WHAT THE TASK REQUIRES:
Gather every line holding the string "BENEFIT".

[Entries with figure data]
--- Start ---

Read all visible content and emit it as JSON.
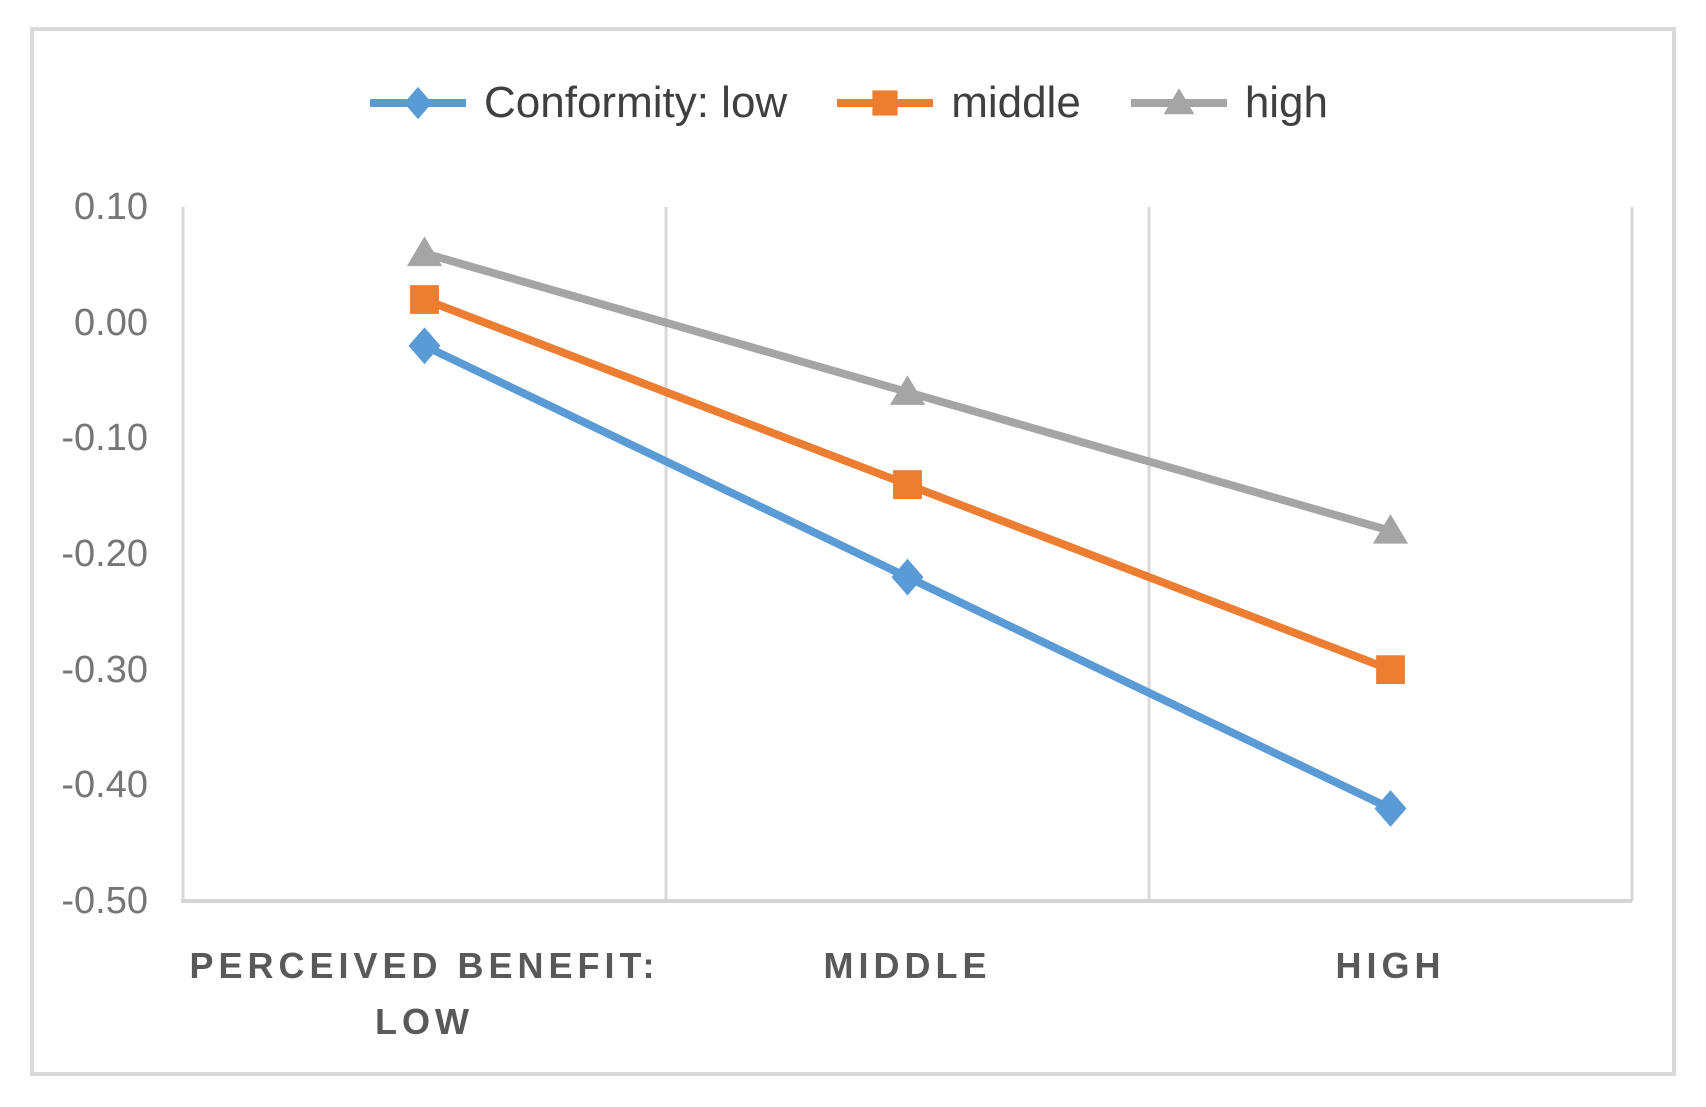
{
  "chart_data": {
    "type": "line",
    "title": "",
    "xlabel": "",
    "ylabel": "",
    "categories": [
      "PERCEIVED BENEFIT: LOW",
      "MIDDLE",
      "HIGH"
    ],
    "x_tick_lines": [
      [
        "PERCEIVED BENEFIT:",
        "LOW"
      ],
      [
        "MIDDLE"
      ],
      [
        "HIGH"
      ]
    ],
    "series": [
      {
        "name": "Conformity: low",
        "legend_label": "Conformity: low",
        "marker": "diamond",
        "color": "#5b9bd5",
        "values": [
          -0.02,
          -0.22,
          -0.42
        ]
      },
      {
        "name": "Conformity: middle",
        "legend_label": "middle",
        "marker": "square",
        "color": "#ed7d31",
        "values": [
          0.02,
          -0.14,
          -0.3
        ]
      },
      {
        "name": "Conformity: high",
        "legend_label": "high",
        "marker": "triangle",
        "color": "#a5a5a5",
        "values": [
          0.06,
          -0.06,
          -0.18
        ]
      }
    ],
    "ylim": [
      -0.5,
      0.1
    ],
    "y_ticks": [
      0.1,
      0.0,
      -0.1,
      -0.2,
      -0.3,
      -0.4,
      -0.5
    ],
    "y_tick_labels": [
      "0.10",
      "0.00",
      "-0.10",
      "-0.20",
      "-0.30",
      "-0.40",
      "-0.50"
    ],
    "grid": "vertical-only",
    "legend_position": "top-center"
  },
  "colors": {
    "background": "#ffffff",
    "chart_border": "#d9d9d9",
    "gridline": "#d9d9d9",
    "axis_line": "#d4d4d4",
    "y_tick_text": "#767676",
    "x_tick_text": "#595959",
    "legend_text": "#3f3f3f"
  }
}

--- End ---

COMPLETE OUTPUT:
      "PERCEIVED BENEFIT: LOW",
        "PERCEIVED BENEFIT:",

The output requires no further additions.